Information provided:

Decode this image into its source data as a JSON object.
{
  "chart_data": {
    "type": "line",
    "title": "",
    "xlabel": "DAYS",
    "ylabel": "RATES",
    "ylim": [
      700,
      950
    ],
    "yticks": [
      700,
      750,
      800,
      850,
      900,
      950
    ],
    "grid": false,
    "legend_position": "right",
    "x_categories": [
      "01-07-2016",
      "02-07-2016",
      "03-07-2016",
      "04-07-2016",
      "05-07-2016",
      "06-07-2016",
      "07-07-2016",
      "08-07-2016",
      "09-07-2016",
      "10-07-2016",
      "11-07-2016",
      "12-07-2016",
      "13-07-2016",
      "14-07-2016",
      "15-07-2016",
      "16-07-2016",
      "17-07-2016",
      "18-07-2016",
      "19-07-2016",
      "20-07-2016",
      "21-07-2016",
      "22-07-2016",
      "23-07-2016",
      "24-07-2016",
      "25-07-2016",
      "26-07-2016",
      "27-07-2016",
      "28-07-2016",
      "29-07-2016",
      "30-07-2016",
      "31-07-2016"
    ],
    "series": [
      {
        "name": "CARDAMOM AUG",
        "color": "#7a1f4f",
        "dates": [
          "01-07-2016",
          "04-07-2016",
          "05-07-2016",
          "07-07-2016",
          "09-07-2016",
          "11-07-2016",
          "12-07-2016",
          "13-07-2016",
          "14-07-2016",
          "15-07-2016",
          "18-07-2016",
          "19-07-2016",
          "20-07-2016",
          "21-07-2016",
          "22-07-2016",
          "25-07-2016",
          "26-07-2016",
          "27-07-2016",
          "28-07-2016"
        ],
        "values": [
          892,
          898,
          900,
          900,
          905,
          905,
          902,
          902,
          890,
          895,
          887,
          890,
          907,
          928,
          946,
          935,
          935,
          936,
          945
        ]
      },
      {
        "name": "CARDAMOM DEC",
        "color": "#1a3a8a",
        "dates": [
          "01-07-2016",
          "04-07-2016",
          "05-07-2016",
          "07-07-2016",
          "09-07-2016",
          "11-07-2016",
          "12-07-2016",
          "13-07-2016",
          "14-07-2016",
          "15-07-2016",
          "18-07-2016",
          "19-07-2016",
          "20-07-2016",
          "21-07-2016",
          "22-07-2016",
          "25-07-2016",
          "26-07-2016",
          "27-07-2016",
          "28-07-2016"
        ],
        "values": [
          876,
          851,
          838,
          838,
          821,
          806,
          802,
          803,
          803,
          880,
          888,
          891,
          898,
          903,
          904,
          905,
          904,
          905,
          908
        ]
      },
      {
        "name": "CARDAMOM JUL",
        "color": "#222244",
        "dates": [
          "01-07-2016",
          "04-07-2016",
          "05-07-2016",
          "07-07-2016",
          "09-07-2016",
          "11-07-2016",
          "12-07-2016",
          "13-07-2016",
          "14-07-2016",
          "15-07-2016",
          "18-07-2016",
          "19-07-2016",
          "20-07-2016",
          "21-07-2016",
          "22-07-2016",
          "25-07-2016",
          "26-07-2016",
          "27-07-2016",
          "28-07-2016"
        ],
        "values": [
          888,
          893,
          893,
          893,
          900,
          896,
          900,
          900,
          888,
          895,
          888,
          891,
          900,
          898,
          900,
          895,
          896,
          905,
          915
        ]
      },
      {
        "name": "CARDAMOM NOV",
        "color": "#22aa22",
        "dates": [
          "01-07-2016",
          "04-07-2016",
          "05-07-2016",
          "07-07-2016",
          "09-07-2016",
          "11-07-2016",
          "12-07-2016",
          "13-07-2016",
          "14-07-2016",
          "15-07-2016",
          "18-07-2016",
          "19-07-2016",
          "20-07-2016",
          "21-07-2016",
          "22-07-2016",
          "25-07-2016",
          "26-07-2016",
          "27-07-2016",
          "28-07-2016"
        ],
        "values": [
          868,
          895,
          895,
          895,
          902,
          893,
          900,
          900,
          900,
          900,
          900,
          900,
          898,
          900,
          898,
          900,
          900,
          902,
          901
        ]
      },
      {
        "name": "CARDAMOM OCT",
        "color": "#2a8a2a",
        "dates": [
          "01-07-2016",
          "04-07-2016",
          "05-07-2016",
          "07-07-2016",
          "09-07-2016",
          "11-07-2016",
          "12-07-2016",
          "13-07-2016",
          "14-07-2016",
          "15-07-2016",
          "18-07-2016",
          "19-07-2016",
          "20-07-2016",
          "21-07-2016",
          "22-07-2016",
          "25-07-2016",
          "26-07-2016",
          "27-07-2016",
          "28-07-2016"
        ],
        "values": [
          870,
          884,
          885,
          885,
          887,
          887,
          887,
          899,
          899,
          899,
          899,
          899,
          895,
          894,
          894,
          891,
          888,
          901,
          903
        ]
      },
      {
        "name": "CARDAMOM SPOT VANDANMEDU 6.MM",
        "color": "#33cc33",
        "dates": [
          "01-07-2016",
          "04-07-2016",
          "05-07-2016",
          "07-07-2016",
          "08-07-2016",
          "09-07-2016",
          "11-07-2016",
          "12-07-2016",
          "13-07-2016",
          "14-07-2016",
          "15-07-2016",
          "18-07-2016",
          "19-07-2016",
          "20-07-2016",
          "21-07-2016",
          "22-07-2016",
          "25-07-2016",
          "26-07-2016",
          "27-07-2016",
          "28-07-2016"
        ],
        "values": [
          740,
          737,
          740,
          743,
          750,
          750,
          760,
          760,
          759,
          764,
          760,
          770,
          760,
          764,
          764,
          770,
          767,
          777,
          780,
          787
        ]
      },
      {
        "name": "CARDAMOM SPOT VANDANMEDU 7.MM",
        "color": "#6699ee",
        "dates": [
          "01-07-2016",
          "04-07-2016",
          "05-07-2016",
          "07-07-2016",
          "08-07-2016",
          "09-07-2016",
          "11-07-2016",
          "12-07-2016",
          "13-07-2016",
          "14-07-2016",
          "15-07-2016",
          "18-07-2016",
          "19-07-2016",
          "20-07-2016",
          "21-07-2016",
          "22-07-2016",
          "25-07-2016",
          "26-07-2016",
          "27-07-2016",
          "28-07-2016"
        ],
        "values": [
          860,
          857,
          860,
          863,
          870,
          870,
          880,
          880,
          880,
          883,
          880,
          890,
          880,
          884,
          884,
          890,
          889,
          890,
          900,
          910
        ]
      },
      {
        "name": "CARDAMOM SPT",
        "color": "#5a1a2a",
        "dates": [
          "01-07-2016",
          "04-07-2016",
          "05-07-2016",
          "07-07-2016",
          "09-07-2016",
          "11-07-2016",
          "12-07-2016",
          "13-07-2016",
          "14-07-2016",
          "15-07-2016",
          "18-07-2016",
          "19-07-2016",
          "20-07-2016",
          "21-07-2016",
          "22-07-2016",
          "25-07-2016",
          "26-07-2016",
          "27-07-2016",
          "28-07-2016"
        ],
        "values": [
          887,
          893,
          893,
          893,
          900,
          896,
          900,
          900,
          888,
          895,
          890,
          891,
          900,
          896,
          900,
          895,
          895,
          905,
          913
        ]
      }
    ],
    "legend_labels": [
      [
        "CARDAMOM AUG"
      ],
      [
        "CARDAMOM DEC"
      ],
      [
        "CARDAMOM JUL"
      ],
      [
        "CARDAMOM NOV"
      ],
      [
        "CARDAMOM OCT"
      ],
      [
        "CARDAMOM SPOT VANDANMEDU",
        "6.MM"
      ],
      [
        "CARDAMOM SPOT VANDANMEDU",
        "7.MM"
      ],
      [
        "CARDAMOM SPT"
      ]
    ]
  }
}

Objective:
Transcribe every entry exactly.

Output of the exercise:
Decode this image into its source data as a JSON object.
{
  "chart_data": {
    "type": "line",
    "title": "",
    "xlabel": "DAYS",
    "ylabel": "RATES",
    "ylim": [
      700,
      950
    ],
    "yticks": [
      700,
      750,
      800,
      850,
      900,
      950
    ],
    "grid": false,
    "legend_position": "right",
    "x_categories": [
      "01-07-2016",
      "02-07-2016",
      "03-07-2016",
      "04-07-2016",
      "05-07-2016",
      "06-07-2016",
      "07-07-2016",
      "08-07-2016",
      "09-07-2016",
      "10-07-2016",
      "11-07-2016",
      "12-07-2016",
      "13-07-2016",
      "14-07-2016",
      "15-07-2016",
      "16-07-2016",
      "17-07-2016",
      "18-07-2016",
      "19-07-2016",
      "20-07-2016",
      "21-07-2016",
      "22-07-2016",
      "23-07-2016",
      "24-07-2016",
      "25-07-2016",
      "26-07-2016",
      "27-07-2016",
      "28-07-2016",
      "29-07-2016",
      "30-07-2016",
      "31-07-2016"
    ],
    "series": [
      {
        "name": "CARDAMOM AUG",
        "color": "#7a1f4f",
        "dates": [
          "01-07-2016",
          "04-07-2016",
          "05-07-2016",
          "07-07-2016",
          "09-07-2016",
          "11-07-2016",
          "12-07-2016",
          "13-07-2016",
          "14-07-2016",
          "15-07-2016",
          "18-07-2016",
          "19-07-2016",
          "20-07-2016",
          "21-07-2016",
          "22-07-2016",
          "25-07-2016",
          "26-07-2016",
          "27-07-2016",
          "28-07-2016"
        ],
        "values": [
          892,
          898,
          900,
          900,
          905,
          905,
          902,
          902,
          890,
          895,
          887,
          890,
          907,
          928,
          946,
          935,
          935,
          936,
          945
        ]
      },
      {
        "name": "CARDAMOM DEC",
        "color": "#1a3a8a",
        "dates": [
          "01-07-2016",
          "04-07-2016",
          "05-07-2016",
          "07-07-2016",
          "09-07-2016",
          "11-07-2016",
          "12-07-2016",
          "13-07-2016",
          "14-07-2016",
          "15-07-2016",
          "18-07-2016",
          "19-07-2016",
          "20-07-2016",
          "21-07-2016",
          "22-07-2016",
          "25-07-2016",
          "26-07-2016",
          "27-07-2016",
          "28-07-2016"
        ],
        "values": [
          876,
          851,
          838,
          838,
          821,
          806,
          802,
          803,
          803,
          880,
          888,
          891,
          898,
          903,
          904,
          905,
          904,
          905,
          908
        ]
      },
      {
        "name": "CARDAMOM JUL",
        "color": "#222244",
        "dates": [
          "01-07-2016",
          "04-07-2016",
          "05-07-2016",
          "07-07-2016",
          "09-07-2016",
          "11-07-2016",
          "12-07-2016",
          "13-07-2016",
          "14-07-2016",
          "15-07-2016",
          "18-07-2016",
          "19-07-2016",
          "20-07-2016",
          "21-07-2016",
          "22-07-2016",
          "25-07-2016",
          "26-07-2016",
          "27-07-2016",
          "28-07-2016"
        ],
        "values": [
          888,
          893,
          893,
          893,
          900,
          896,
          900,
          900,
          888,
          895,
          888,
          891,
          900,
          898,
          900,
          895,
          896,
          905,
          915
        ]
      },
      {
        "name": "CARDAMOM NOV",
        "color": "#22aa22",
        "dates": [
          "01-07-2016",
          "04-07-2016",
          "05-07-2016",
          "07-07-2016",
          "09-07-2016",
          "11-07-2016",
          "12-07-2016",
          "13-07-2016",
          "14-07-2016",
          "15-07-2016",
          "18-07-2016",
          "19-07-2016",
          "20-07-2016",
          "21-07-2016",
          "22-07-2016",
          "25-07-2016",
          "26-07-2016",
          "27-07-2016",
          "28-07-2016"
        ],
        "values": [
          868,
          895,
          895,
          895,
          902,
          893,
          900,
          900,
          900,
          900,
          900,
          900,
          898,
          900,
          898,
          900,
          900,
          902,
          901
        ]
      },
      {
        "name": "CARDAMOM OCT",
        "color": "#2a8a2a",
        "dates": [
          "01-07-2016",
          "04-07-2016",
          "05-07-2016",
          "07-07-2016",
          "09-07-2016",
          "11-07-2016",
          "12-07-2016",
          "13-07-2016",
          "14-07-2016",
          "15-07-2016",
          "18-07-2016",
          "19-07-2016",
          "20-07-2016",
          "21-07-2016",
          "22-07-2016",
          "25-07-2016",
          "26-07-2016",
          "27-07-2016",
          "28-07-2016"
        ],
        "values": [
          870,
          884,
          885,
          885,
          887,
          887,
          887,
          899,
          899,
          899,
          899,
          899,
          895,
          894,
          894,
          891,
          888,
          901,
          903
        ]
      },
      {
        "name": "CARDAMOM SPOT VANDANMEDU 6.MM",
        "color": "#33cc33",
        "dates": [
          "01-07-2016",
          "04-07-2016",
          "05-07-2016",
          "07-07-2016",
          "08-07-2016",
          "09-07-2016",
          "11-07-2016",
          "12-07-2016",
          "13-07-2016",
          "14-07-2016",
          "15-07-2016",
          "18-07-2016",
          "19-07-2016",
          "20-07-2016",
          "21-07-2016",
          "22-07-2016",
          "25-07-2016",
          "26-07-2016",
          "27-07-2016",
          "28-07-2016"
        ],
        "values": [
          740,
          737,
          740,
          743,
          750,
          750,
          760,
          760,
          759,
          764,
          760,
          770,
          760,
          764,
          764,
          770,
          767,
          777,
          780,
          787
        ]
      },
      {
        "name": "CARDAMOM SPOT VANDANMEDU 7.MM",
        "color": "#6699ee",
        "dates": [
          "01-07-2016",
          "04-07-2016",
          "05-07-2016",
          "07-07-2016",
          "08-07-2016",
          "09-07-2016",
          "11-07-2016",
          "12-07-2016",
          "13-07-2016",
          "14-07-2016",
          "15-07-2016",
          "18-07-2016",
          "19-07-2016",
          "20-07-2016",
          "21-07-2016",
          "22-07-2016",
          "25-07-2016",
          "26-07-2016",
          "27-07-2016",
          "28-07-2016"
        ],
        "values": [
          860,
          857,
          860,
          863,
          870,
          870,
          880,
          880,
          880,
          883,
          880,
          890,
          880,
          884,
          884,
          890,
          889,
          890,
          900,
          910
        ]
      },
      {
        "name": "CARDAMOM SPT",
        "color": "#5a1a2a",
        "dates": [
          "01-07-2016",
          "04-07-2016",
          "05-07-2016",
          "07-07-2016",
          "09-07-2016",
          "11-07-2016",
          "12-07-2016",
          "13-07-2016",
          "14-07-2016",
          "15-07-2016",
          "18-07-2016",
          "19-07-2016",
          "20-07-2016",
          "21-07-2016",
          "22-07-2016",
          "25-07-2016",
          "26-07-2016",
          "27-07-2016",
          "28-07-2016"
        ],
        "values": [
          887,
          893,
          893,
          893,
          900,
          896,
          900,
          900,
          888,
          895,
          890,
          891,
          900,
          896,
          900,
          895,
          895,
          905,
          913
        ]
      }
    ],
    "legend_labels": [
      [
        "CARDAMOM AUG"
      ],
      [
        "CARDAMOM DEC"
      ],
      [
        "CARDAMOM JUL"
      ],
      [
        "CARDAMOM NOV"
      ],
      [
        "CARDAMOM OCT"
      ],
      [
        "CARDAMOM SPOT VANDANMEDU",
        "6.MM"
      ],
      [
        "CARDAMOM SPOT VANDANMEDU",
        "7.MM"
      ],
      [
        "CARDAMOM SPT"
      ]
    ]
  }
}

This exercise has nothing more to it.